%%

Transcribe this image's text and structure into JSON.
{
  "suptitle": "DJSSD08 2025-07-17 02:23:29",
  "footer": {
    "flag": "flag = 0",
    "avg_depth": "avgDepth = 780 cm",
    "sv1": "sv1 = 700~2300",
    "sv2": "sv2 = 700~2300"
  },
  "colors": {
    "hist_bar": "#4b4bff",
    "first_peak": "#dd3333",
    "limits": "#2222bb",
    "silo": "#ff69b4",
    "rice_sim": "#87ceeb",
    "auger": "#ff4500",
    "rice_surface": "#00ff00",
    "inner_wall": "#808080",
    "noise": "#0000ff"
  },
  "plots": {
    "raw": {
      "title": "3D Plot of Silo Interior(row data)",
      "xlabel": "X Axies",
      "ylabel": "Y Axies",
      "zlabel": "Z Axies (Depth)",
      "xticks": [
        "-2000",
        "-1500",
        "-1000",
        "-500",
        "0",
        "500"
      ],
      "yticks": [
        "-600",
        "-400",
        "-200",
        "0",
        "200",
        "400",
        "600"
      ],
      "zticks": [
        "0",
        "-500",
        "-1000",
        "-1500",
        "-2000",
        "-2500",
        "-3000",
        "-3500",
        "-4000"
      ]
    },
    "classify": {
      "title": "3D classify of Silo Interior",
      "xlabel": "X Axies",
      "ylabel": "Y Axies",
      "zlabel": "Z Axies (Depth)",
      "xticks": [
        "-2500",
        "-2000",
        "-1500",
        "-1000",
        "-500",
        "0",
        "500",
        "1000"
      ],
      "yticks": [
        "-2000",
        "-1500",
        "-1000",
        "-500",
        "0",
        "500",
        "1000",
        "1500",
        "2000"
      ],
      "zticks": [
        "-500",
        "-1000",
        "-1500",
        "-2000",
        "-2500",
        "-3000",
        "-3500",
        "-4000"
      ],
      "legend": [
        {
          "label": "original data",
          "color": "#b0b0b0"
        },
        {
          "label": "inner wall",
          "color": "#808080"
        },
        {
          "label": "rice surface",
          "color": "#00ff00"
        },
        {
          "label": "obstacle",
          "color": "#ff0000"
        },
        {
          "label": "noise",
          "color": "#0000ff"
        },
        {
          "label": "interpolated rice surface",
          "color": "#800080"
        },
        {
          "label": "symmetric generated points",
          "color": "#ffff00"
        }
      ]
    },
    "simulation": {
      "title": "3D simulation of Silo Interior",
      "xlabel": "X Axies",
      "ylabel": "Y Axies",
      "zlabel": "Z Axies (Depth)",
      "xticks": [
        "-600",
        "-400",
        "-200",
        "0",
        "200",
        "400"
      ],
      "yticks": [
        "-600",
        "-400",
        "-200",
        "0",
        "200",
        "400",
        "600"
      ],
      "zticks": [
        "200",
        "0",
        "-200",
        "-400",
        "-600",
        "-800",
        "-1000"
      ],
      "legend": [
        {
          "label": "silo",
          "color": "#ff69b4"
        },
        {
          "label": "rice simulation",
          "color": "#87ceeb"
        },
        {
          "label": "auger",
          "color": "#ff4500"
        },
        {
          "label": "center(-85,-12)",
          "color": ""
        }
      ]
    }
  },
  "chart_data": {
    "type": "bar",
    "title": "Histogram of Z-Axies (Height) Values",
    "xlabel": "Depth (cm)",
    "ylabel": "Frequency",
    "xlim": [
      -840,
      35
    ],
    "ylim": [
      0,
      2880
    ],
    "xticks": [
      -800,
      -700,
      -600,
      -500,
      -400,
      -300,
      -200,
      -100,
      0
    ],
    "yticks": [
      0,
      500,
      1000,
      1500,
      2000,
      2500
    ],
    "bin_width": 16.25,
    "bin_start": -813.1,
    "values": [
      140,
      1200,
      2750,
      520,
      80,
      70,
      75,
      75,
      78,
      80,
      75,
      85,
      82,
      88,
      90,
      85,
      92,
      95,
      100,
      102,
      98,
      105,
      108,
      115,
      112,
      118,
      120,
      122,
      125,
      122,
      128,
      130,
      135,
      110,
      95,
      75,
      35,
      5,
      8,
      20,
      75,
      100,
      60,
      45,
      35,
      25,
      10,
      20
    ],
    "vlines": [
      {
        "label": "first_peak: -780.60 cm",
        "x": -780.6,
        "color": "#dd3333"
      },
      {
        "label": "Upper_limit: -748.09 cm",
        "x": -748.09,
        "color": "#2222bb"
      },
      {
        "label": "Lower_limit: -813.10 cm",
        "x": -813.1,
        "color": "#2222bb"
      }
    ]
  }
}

%%

## Exercise requirements
Copy each line of the data exactly, leaving nothing out.

## Task output
Transcribe this image's text and structure into JSON.
{
  "suptitle": "DJSSD08 2025-07-17 02:23:29",
  "footer": {
    "flag": "flag = 0",
    "avg_depth": "avgDepth = 780 cm",
    "sv1": "sv1 = 700~2300",
    "sv2": "sv2 = 700~2300"
  },
  "colors": {
    "hist_bar": "#4b4bff",
    "first_peak": "#dd3333",
    "limits": "#2222bb",
    "silo": "#ff69b4",
    "rice_sim": "#87ceeb",
    "auger": "#ff4500",
    "rice_surface": "#00ff00",
    "inner_wall": "#808080",
    "noise": "#0000ff"
  },
  "plots": {
    "raw": {
      "title": "3D Plot of Silo Interior(row data)",
      "xlabel": "X Axies",
      "ylabel": "Y Axies",
      "zlabel": "Z Axies (Depth)",
      "xticks": [
        "-2000",
        "-1500",
        "-1000",
        "-500",
        "0",
        "500"
      ],
      "yticks": [
        "-600",
        "-400",
        "-200",
        "0",
        "200",
        "400",
        "600"
      ],
      "zticks": [
        "0",
        "-500",
        "-1000",
        "-1500",
        "-2000",
        "-2500",
        "-3000",
        "-3500",
        "-4000"
      ]
    },
    "classify": {
      "title": "3D classify of Silo Interior",
      "xlabel": "X Axies",
      "ylabel": "Y Axies",
      "zlabel": "Z Axies (Depth)",
      "xticks": [
        "-2500",
        "-2000",
        "-1500",
        "-1000",
        "-500",
        "0",
        "500",
        "1000"
      ],
      "yticks": [
        "-2000",
        "-1500",
        "-1000",
        "-500",
        "0",
        "500",
        "1000",
        "1500",
        "2000"
      ],
      "zticks": [
        "-500",
        "-1000",
        "-1500",
        "-2000",
        "-2500",
        "-3000",
        "-3500",
        "-4000"
      ],
      "legend": [
        {
          "label": "original data",
          "color": "#b0b0b0"
        },
        {
          "label": "inner wall",
          "color": "#808080"
        },
        {
          "label": "rice surface",
          "color": "#00ff00"
        },
        {
          "label": "obstacle",
          "color": "#ff0000"
        },
        {
          "label": "noise",
          "color": "#0000ff"
        },
        {
          "label": "interpolated rice surface",
          "color": "#800080"
        },
        {
          "label": "symmetric generated points",
          "color": "#ffff00"
        }
      ]
    },
    "simulation": {
      "title": "3D simulation of Silo Interior",
      "xlabel": "X Axies",
      "ylabel": "Y Axies",
      "zlabel": "Z Axies (Depth)",
      "xticks": [
        "-600",
        "-400",
        "-200",
        "0",
        "200",
        "400"
      ],
      "yticks": [
        "-600",
        "-400",
        "-200",
        "0",
        "200",
        "400",
        "600"
      ],
      "zticks": [
        "200",
        "0",
        "-200",
        "-400",
        "-600",
        "-800",
        "-1000"
      ],
      "legend": [
        {
          "label": "silo",
          "color": "#ff69b4"
        },
        {
          "label": "rice simulation",
          "color": "#87ceeb"
        },
        {
          "label": "auger",
          "color": "#ff4500"
        },
        {
          "label": "center(-85,-12)",
          "color": ""
        }
      ]
    }
  },
  "chart_data": {
    "type": "bar",
    "title": "Histogram of Z-Axies (Height) Values",
    "xlabel": "Depth (cm)",
    "ylabel": "Frequency",
    "xlim": [
      -840,
      35
    ],
    "ylim": [
      0,
      2880
    ],
    "xticks": [
      -800,
      -700,
      -600,
      -500,
      -400,
      -300,
      -200,
      -100,
      0
    ],
    "yticks": [
      0,
      500,
      1000,
      1500,
      2000,
      2500
    ],
    "bin_width": 16.25,
    "bin_start": -813.1,
    "values": [
      140,
      1200,
      2750,
      520,
      80,
      70,
      75,
      75,
      78,
      80,
      75,
      85,
      82,
      88,
      90,
      85,
      92,
      95,
      100,
      102,
      98,
      105,
      108,
      115,
      112,
      118,
      120,
      122,
      125,
      122,
      128,
      130,
      135,
      110,
      95,
      75,
      35,
      5,
      8,
      20,
      75,
      100,
      60,
      45,
      35,
      25,
      10,
      20
    ],
    "vlines": [
      {
        "label": "first_peak: -780.60 cm",
        "x": -780.6,
        "color": "#dd3333"
      },
      {
        "label": "Upper_limit: -748.09 cm",
        "x": -748.09,
        "color": "#2222bb"
      },
      {
        "label": "Lower_limit: -813.10 cm",
        "x": -813.1,
        "color": "#2222bb"
      }
    ]
  }
}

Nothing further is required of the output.